_TASK TO CARRY OUT:_ Rewrite the lines from the first one through the line with "- wind-direction-arrow: [739, 370, 751, 377]", changing "wind-direction-arrow" to "wind-arrow" and leaving everything else unchanged.

(Element location listings)
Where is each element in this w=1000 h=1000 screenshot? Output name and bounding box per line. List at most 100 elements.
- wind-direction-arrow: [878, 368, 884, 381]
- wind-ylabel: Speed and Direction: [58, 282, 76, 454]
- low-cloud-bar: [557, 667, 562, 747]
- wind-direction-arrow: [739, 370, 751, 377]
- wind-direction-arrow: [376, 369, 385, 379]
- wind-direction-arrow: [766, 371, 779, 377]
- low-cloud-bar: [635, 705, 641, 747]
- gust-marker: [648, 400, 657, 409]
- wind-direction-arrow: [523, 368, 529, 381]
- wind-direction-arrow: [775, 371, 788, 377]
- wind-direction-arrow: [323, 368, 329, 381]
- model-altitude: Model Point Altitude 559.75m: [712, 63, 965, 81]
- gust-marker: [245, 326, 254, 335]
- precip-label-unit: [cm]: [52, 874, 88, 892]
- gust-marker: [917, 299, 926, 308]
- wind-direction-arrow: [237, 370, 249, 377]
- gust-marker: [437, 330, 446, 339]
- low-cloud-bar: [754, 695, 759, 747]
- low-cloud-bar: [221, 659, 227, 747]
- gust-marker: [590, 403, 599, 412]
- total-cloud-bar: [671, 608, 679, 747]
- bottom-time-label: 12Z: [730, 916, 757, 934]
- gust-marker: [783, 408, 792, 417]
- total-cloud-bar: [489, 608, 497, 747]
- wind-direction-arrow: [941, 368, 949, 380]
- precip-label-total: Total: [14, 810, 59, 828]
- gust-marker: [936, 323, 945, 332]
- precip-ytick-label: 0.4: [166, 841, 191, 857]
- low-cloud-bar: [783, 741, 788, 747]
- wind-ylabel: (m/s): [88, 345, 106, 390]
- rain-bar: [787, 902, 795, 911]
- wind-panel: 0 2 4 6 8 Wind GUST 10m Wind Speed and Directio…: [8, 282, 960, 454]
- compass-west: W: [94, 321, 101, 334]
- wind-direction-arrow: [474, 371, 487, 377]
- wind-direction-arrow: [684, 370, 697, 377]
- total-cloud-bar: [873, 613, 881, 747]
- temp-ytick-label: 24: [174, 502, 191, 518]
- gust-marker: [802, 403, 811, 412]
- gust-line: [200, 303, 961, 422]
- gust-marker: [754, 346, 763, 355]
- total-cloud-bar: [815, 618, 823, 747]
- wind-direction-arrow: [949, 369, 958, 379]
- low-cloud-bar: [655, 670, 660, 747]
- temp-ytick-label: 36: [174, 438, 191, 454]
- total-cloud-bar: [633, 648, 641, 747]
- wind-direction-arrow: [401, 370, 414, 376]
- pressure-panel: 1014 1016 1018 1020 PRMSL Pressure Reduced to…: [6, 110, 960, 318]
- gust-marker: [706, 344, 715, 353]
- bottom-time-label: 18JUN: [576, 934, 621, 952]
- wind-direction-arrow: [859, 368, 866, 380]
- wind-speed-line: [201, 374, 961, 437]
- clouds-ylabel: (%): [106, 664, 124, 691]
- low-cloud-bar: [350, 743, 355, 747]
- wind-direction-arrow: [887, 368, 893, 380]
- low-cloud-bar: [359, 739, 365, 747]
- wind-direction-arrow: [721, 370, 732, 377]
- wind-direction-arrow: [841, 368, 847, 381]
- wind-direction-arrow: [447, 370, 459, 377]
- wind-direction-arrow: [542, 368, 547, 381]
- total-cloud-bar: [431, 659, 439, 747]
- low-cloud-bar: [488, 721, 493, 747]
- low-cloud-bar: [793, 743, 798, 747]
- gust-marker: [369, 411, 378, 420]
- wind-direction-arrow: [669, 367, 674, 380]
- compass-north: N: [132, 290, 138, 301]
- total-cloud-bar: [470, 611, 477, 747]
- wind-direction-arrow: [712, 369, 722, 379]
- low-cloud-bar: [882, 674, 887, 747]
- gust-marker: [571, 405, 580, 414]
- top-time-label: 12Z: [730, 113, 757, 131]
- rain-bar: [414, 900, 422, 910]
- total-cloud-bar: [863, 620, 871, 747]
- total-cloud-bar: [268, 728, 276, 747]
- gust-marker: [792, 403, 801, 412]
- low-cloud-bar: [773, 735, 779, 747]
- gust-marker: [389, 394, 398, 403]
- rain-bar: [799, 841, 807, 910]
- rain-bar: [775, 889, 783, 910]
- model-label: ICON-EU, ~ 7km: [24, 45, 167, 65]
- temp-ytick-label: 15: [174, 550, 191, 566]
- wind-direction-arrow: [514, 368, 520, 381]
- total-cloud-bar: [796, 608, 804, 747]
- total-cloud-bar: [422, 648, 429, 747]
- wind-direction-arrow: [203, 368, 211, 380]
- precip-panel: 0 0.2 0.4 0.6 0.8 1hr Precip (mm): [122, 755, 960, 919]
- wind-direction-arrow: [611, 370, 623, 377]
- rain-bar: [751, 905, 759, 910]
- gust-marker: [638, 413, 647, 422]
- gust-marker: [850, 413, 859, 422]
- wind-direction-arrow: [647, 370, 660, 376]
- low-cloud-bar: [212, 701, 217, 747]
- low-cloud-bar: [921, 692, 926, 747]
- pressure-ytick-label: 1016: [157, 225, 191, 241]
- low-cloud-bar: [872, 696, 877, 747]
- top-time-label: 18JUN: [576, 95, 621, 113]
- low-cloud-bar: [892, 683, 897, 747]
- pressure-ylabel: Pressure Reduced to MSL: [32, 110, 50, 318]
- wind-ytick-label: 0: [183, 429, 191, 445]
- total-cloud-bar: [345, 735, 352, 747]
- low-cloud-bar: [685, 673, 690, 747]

_REPLY TO THE TASK:_
Where is each element in this w=1000 h=1000 screenshot? Output name and bounding box per line. List at most 100 elements.
- wind-arrow: [878, 368, 884, 381]
- wind-ylabel: Speed and Direction: [58, 282, 76, 454]
- low-cloud-bar: [557, 667, 562, 747]
- wind-arrow: [739, 370, 751, 377]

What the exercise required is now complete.